*DO THIS*
Reproduce each line exactly. Skip none.

*RECORDS FOR THIS EXERCISE*

## START

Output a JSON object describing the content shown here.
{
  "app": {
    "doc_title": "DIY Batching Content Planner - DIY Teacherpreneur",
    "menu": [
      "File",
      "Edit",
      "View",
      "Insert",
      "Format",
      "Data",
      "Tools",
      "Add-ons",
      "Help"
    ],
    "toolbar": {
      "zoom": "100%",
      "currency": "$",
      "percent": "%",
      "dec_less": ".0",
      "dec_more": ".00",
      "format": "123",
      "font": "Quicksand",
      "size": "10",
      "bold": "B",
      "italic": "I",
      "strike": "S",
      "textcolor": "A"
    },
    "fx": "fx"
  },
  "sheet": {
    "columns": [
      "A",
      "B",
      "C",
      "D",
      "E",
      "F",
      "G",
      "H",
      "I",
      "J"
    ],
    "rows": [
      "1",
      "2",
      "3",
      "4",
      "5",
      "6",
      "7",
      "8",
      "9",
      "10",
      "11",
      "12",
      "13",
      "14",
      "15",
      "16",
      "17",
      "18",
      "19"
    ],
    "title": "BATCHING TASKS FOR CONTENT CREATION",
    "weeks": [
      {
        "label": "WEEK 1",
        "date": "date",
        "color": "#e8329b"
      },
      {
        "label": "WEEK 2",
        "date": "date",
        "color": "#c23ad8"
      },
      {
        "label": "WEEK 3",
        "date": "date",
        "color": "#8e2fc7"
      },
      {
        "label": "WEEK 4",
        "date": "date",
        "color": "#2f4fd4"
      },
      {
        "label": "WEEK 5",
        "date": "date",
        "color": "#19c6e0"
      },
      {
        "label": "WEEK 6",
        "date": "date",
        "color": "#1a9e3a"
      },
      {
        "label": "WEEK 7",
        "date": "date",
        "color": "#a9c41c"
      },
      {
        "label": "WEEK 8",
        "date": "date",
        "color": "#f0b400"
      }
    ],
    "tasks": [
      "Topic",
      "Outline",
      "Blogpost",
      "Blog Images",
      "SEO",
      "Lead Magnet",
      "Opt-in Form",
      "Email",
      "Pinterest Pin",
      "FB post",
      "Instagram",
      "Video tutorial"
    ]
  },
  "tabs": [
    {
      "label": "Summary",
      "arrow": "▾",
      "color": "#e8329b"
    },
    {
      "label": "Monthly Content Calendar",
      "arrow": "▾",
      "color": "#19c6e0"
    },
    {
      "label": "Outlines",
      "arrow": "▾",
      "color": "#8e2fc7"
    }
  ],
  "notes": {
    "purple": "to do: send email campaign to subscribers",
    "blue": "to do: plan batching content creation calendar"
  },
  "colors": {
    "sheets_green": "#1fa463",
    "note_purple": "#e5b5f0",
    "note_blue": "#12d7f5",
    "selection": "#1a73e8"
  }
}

## END

*FINAL ANSWER*
Output a JSON object describing the content shown here.
{
  "app": {
    "doc_title": "DIY Batching Content Planner - DIY Teacherpreneur",
    "menu": [
      "File",
      "Edit",
      "View",
      "Insert",
      "Format",
      "Data",
      "Tools",
      "Add-ons",
      "Help"
    ],
    "toolbar": {
      "zoom": "100%",
      "currency": "$",
      "percent": "%",
      "dec_less": ".0",
      "dec_more": ".00",
      "format": "123",
      "font": "Quicksand",
      "size": "10",
      "bold": "B",
      "italic": "I",
      "strike": "S",
      "textcolor": "A"
    },
    "fx": "fx"
  },
  "sheet": {
    "columns": [
      "A",
      "B",
      "C",
      "D",
      "E",
      "F",
      "G",
      "H",
      "I",
      "J"
    ],
    "rows": [
      "1",
      "2",
      "3",
      "4",
      "5",
      "6",
      "7",
      "8",
      "9",
      "10",
      "11",
      "12",
      "13",
      "14",
      "15",
      "16",
      "17",
      "18",
      "19"
    ],
    "title": "BATCHING TASKS FOR CONTENT CREATION",
    "weeks": [
      {
        "label": "WEEK 1",
        "date": "date",
        "color": "#e8329b"
      },
      {
        "label": "WEEK 2",
        "date": "date",
        "color": "#c23ad8"
      },
      {
        "label": "WEEK 3",
        "date": "date",
        "color": "#8e2fc7"
      },
      {
        "label": "WEEK 4",
        "date": "date",
        "color": "#2f4fd4"
      },
      {
        "label": "WEEK 5",
        "date": "date",
        "color": "#19c6e0"
      },
      {
        "label": "WEEK 6",
        "date": "date",
        "color": "#1a9e3a"
      },
      {
        "label": "WEEK 7",
        "date": "date",
        "color": "#a9c41c"
      },
      {
        "label": "WEEK 8",
        "date": "date",
        "color": "#f0b400"
      }
    ],
    "tasks": [
      "Topic",
      "Outline",
      "Blogpost",
      "Blog Images",
      "SEO",
      "Lead Magnet",
      "Opt-in Form",
      "Email",
      "Pinterest Pin",
      "FB post",
      "Instagram",
      "Video tutorial"
    ]
  },
  "tabs": [
    {
      "label": "Summary",
      "arrow": "▾",
      "color": "#e8329b"
    },
    {
      "label": "Monthly Content Calendar",
      "arrow": "▾",
      "color": "#19c6e0"
    },
    {
      "label": "Outlines",
      "arrow": "▾",
      "color": "#8e2fc7"
    }
  ],
  "notes": {
    "purple": "to do: send email campaign to subscribers",
    "blue": "to do: plan batching content creation calendar"
  },
  "colors": {
    "sheets_green": "#1fa463",
    "note_purple": "#e5b5f0",
    "note_blue": "#12d7f5",
    "selection": "#1a73e8"
  }
}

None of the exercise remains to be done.